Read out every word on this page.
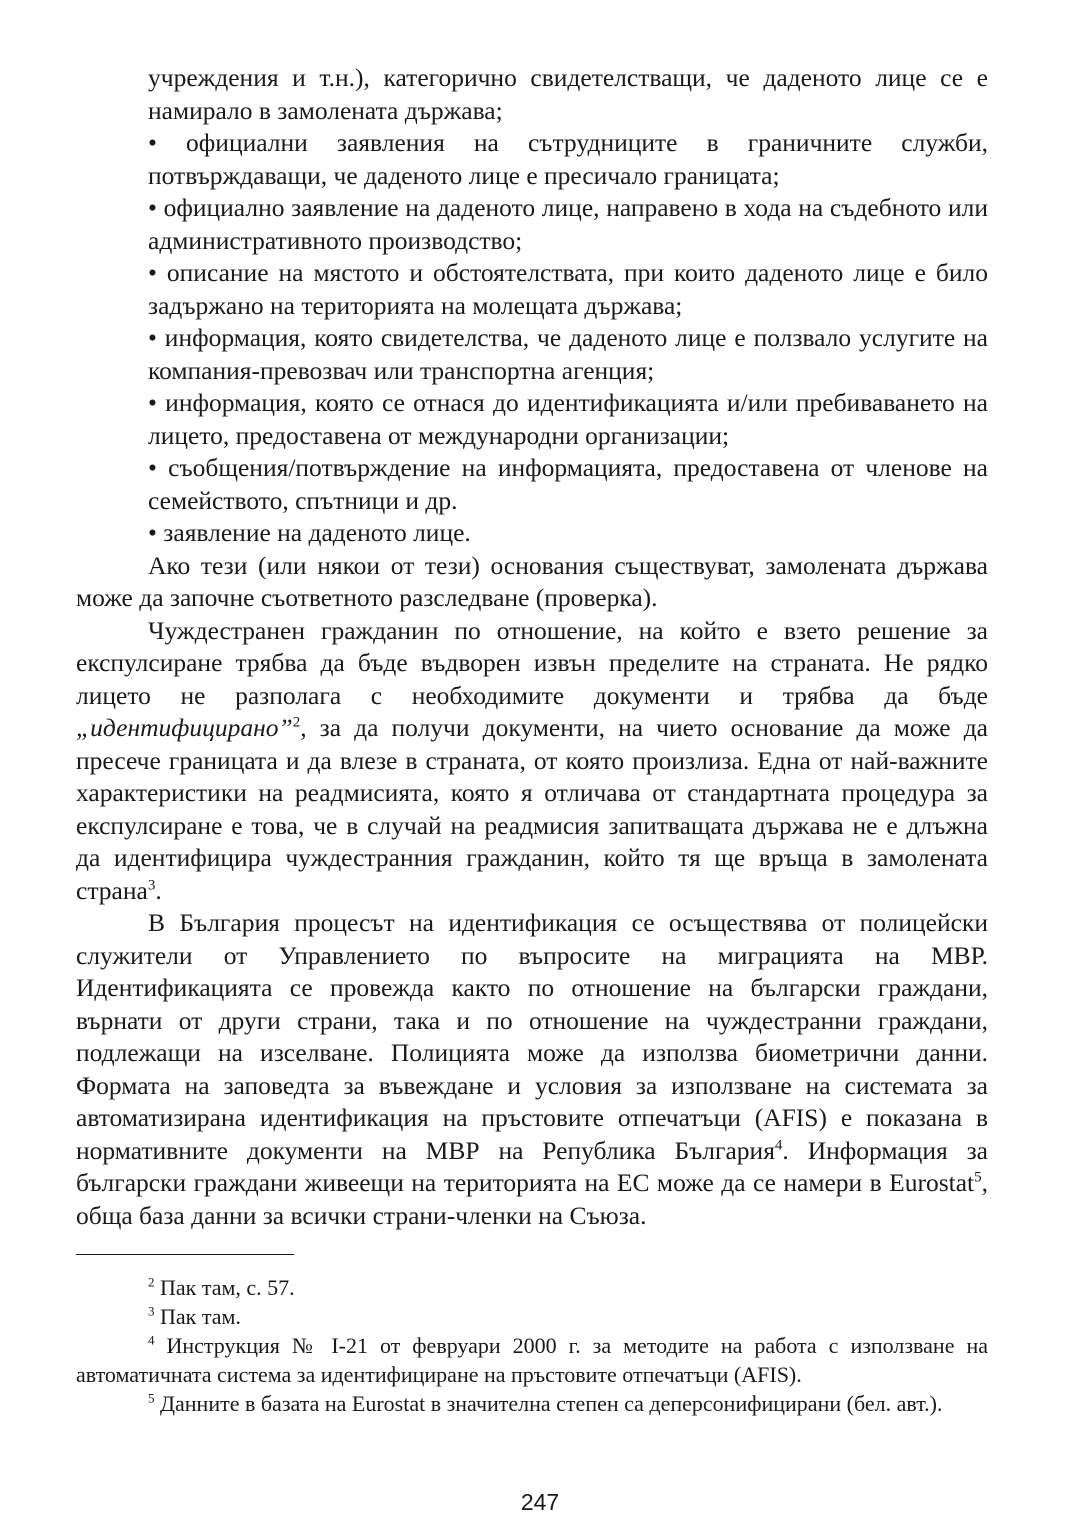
учреждения и т.н.), категорично свидетелстващи, че даденото лице се е намирало в замолената държава;

• официални заявления на сътрудниците в граничните служби, потвърждаващи, че даденото лице е пресичало границата;

• официално заявление на даденото лице, направено в хода на съдебното или административното производство;

• описание на мястото и обстоятелствата, при които даденото лице е било задържано на територията на молещата държава;

• информация, която свидетелства, че даденото лице е ползвало услугите на компания-превозвач или транспортна агенция;

• информация, която се отнася до идентификацията и/или пребиваването на лицето, предоставена от международни организации;

• съобщения/потвърждение на информацията, предоставена от членове на семейството, спътници и др.

• заявление на даденото лице.

Ако тези (или някои от тези) основания съществуват, замолената държава може да започне съответното разследване (проверка).

Чуждестранен гражданин по отношение, на който е взето решение за експулсиране трябва да бъде въдворен извън пределите на страната. Не рядко лицето не разполага с необходимите документи и трябва да бъде „идентифицирано”$^2$, за да получи документи, на чието основание да може да пресече границата и да влезе в страната, от която произлиза. Една от най-важните характеристики на реадмисията, която я отличава от стандартната процедура за експулсиране е това, че в случай на реадмисия запитващата държава не е длъжна да идентифицира чуждестранния гражданин, който тя ще връща в замолената страна$^3$.

В България процесът на идентификация се осъществява от полицейски служители от Управлението по въпросите на миграцията на МВР. Идентификацията се провежда както по отношение на български граждани, върнати от други страни, така и по отношение на чуждестранни граждани, подлежащи на изселване. Полицията може да използва биометрични данни. Формата на заповедта за въвеждане и условия за използване на системата за автоматизирана идентификация на пръстовите отпечатъци (AFIS) е показана в нормативните документи на МВР на Република България$^4$. Информация за български граждани живеещи на територията на ЕС може да се намери в Eurostat$^5$, обща база данни за всички страни-членки на Съюза.

$^2$ Пак там, с. 57.

$^3$ Пак там.

$^4$ Инструкция № I-21 от февруари 2000 г. за методите на работа с използване на автоматичната система за идентифициране на пръстовите отпечатъци (AFIS).

$^5$ Данните в базата на Eurostat в значителна степен са деперсонифицирани (бел. авт.).

247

> _GOAL OF THE EXERCISE_
Copy every line of the data word for word, omitting the images.

> _ANSWER TO THE PROBLEM_
Read out every word on this page.
учреждения и т.н.), категорично свидетелстващи, че даденото лице се е намирало в замолената държава;

• официални заявления на сътрудниците в граничните служби, потвърждаващи, че даденото лице е пресичало границата;

• официално заявление на даденото лице, направено в хода на съдебното или административното производство;

• описание на мястото и обстоятелствата, при които даденото лице е било задържано на територията на молещата държава;

• информация, която свидетелства, че даденото лице е ползвало услугите на компания-превозвач или транспортна агенция;

• информация, която се отнася до идентификацията и/или пребиваването на лицето, предоставена от международни организации;

• съобщения/потвърждение на информацията, предоставена от членове на семейството, спътници и др.

• заявление на даденото лице.

Ако тези (или някои от тези) основания съществуват, замолената държава може да започне съответното разследване (проверка).

Чуждестранен гражданин по отношение, на който е взето решение за експулсиране трябва да бъде въдворен извън пределите на страната. Не рядко лицето не разполага с необходимите документи и трябва да бъде „идентифицирано”$^2$, за да получи документи, на чието основание да може да пресече границата и да влезе в страната, от която произлиза. Една от най-важните характеристики на реадмисията, която я отличава от стандартната процедура за експулсиране е това, че в случай на реадмисия запитващата държава не е длъжна да идентифицира чуждестранния гражданин, който тя ще връща в замолената страна$^3$.

В България процесът на идентификация се осъществява от полицейски служители от Управлението по въпросите на миграцията на МВР. Идентификацията се провежда както по отношение на български граждани, върнати от други страни, така и по отношение на чуждестранни граждани, подлежащи на изселване. Полицията може да използва биометрични данни. Формата на заповедта за въвеждане и условия за използване на системата за автоматизирана идентификация на пръстовите отпечатъци (AFIS) е показана в нормативните документи на МВР на Република България$^4$. Информация за български граждани живеещи на територията на ЕС може да се намери в Eurostat$^5$, обща база данни за всички страни-членки на Съюза.

$^2$ Пак там, с. 57.

$^3$ Пак там.

$^4$ Инструкция № I-21 от февруари 2000 г. за методите на работа с използване на автоматичната система за идентифициране на пръстовите отпечатъци (AFIS).

$^5$ Данните в базата на Eurostat в значителна степен са деперсонифицирани (бел. авт.).

247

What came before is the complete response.